DIRECTIONS:
Below are some entries. Copy each line that holds the string "applied".

SUPPLIED MATERIAL:
+++

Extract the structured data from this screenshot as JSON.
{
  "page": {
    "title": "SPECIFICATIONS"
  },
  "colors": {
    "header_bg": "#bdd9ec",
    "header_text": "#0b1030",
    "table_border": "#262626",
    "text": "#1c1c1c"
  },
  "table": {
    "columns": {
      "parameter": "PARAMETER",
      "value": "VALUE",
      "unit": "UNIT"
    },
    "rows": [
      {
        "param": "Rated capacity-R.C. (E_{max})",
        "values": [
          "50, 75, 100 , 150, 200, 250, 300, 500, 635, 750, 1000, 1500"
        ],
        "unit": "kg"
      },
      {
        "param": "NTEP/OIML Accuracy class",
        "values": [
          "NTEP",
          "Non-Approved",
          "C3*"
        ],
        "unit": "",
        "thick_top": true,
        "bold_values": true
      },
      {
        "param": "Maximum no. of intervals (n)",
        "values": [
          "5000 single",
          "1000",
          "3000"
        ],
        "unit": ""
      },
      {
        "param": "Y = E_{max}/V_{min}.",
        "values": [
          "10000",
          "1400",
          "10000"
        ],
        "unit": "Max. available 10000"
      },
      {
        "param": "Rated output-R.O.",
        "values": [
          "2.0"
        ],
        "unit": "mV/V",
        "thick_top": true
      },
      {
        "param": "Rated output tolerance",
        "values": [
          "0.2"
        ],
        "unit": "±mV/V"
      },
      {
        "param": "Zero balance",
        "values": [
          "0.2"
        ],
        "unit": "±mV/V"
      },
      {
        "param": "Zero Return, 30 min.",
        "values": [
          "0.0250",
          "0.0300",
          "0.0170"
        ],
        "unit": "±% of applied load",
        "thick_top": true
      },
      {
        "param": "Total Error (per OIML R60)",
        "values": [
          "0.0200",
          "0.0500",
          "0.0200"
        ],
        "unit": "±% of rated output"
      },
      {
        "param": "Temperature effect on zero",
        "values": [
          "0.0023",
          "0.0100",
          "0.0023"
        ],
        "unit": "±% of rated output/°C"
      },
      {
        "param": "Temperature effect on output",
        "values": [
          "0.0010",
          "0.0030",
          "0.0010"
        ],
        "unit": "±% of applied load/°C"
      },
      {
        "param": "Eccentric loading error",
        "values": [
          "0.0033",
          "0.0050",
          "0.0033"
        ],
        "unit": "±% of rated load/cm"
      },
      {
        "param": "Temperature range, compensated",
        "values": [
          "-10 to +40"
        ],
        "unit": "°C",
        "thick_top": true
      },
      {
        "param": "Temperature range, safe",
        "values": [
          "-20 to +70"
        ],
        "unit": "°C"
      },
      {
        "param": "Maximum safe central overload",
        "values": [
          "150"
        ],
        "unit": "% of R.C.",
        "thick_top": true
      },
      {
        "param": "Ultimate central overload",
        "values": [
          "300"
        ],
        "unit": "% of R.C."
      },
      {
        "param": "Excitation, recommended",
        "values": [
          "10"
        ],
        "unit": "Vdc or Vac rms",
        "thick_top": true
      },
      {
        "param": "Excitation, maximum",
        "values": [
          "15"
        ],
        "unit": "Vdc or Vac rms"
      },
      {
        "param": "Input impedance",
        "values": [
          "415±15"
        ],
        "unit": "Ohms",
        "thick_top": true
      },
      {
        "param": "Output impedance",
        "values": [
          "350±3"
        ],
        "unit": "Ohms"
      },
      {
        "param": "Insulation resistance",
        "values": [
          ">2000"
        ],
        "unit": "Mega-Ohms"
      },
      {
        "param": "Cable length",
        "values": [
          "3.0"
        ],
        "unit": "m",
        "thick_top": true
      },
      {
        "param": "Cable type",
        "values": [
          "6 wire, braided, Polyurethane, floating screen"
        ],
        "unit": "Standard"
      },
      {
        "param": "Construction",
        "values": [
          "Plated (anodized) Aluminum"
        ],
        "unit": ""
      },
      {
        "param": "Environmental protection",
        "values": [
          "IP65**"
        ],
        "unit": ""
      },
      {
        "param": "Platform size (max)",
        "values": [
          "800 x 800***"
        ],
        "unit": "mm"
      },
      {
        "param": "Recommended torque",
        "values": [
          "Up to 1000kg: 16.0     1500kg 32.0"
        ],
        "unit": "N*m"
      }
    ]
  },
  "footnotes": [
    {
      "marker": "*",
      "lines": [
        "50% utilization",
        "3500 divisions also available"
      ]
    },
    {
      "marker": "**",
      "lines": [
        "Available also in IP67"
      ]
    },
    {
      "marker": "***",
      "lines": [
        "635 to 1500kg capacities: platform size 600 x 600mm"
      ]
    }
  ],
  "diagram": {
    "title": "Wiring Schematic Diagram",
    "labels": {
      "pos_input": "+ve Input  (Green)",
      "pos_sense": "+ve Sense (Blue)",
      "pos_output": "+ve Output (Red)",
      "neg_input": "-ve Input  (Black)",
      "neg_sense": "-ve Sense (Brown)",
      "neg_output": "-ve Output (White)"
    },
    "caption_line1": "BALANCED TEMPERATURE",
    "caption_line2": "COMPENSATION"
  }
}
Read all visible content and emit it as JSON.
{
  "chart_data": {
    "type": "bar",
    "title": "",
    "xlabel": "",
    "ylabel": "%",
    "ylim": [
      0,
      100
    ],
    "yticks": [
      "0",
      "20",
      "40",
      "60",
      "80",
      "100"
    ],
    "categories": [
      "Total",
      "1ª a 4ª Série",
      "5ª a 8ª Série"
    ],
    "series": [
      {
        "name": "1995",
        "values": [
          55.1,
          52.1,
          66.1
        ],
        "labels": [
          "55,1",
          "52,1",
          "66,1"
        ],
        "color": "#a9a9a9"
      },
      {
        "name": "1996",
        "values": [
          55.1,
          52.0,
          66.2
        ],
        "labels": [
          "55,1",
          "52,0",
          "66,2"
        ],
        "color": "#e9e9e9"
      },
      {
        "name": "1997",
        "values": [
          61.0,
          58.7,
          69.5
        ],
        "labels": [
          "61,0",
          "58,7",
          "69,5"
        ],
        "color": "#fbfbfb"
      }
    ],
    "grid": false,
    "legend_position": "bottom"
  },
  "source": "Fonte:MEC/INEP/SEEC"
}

+++

FINISHED ANSWER:
        "unit": "±% of applied load",
        "unit": "±% of applied load/°C"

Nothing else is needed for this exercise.